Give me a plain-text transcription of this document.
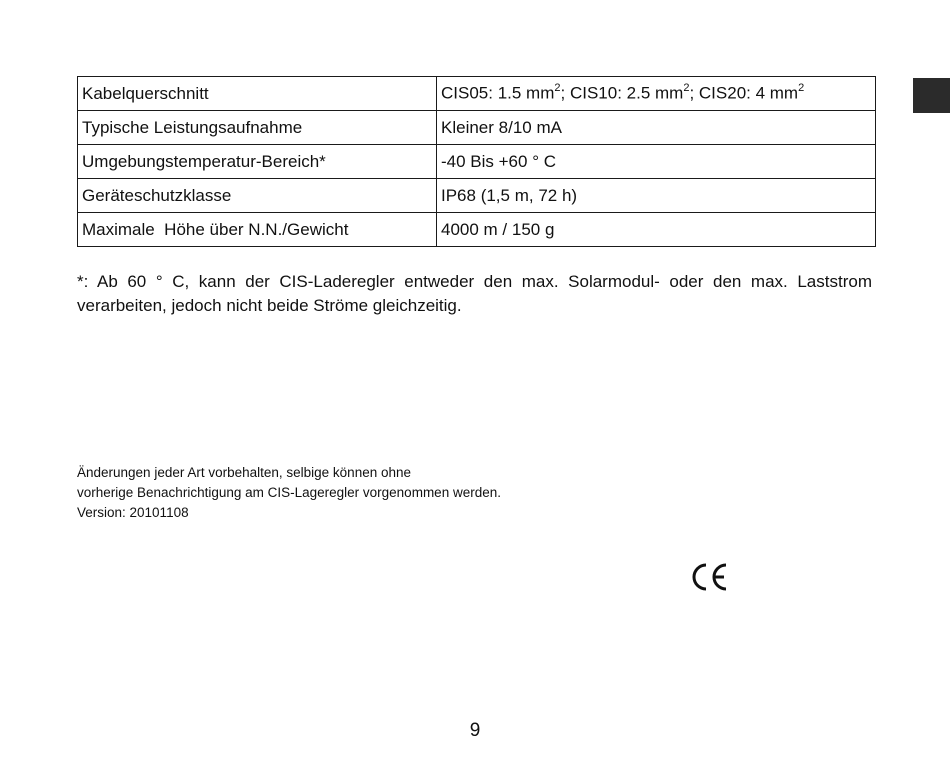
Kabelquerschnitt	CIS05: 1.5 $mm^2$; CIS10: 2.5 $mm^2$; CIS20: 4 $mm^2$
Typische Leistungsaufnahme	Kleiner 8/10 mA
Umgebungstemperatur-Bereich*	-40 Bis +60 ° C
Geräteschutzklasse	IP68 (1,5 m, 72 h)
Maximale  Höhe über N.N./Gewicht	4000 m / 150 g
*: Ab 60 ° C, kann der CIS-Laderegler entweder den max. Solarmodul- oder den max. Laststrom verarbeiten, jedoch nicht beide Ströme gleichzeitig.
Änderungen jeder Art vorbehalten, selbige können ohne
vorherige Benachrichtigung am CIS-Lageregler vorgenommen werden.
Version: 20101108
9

==

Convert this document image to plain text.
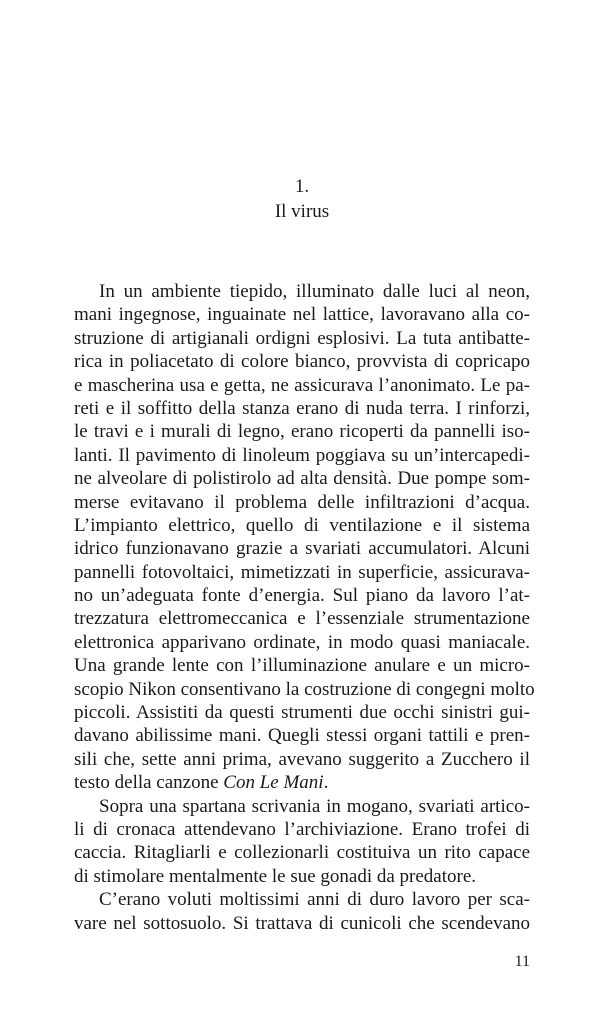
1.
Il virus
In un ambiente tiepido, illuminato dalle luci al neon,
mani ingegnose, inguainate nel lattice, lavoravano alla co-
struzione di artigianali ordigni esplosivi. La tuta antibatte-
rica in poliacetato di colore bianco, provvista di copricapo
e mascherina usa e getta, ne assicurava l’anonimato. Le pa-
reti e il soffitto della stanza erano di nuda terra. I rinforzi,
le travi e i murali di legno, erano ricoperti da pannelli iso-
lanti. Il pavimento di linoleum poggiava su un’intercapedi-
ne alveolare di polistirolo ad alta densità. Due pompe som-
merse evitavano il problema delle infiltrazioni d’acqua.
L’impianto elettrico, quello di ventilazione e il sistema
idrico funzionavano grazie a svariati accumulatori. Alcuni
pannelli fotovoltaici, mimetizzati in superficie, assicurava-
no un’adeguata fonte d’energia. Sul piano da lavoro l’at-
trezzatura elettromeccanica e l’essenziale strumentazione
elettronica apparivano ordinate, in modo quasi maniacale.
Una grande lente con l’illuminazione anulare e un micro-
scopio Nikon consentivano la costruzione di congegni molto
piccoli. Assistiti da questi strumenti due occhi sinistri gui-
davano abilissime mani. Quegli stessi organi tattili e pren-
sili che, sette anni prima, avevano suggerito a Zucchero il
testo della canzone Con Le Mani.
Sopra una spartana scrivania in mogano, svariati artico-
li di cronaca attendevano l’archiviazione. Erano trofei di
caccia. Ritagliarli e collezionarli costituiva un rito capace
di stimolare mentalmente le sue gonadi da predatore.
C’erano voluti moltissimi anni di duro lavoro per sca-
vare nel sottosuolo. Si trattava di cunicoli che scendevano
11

> [BRIEF] Where in the listing does the string "della" appear? Copy every line that has it.

> [RESULT BELOW]
reti e il soffitto della stanza erano di nuda terra. I rinforzi,
testo della canzone Con Le Mani.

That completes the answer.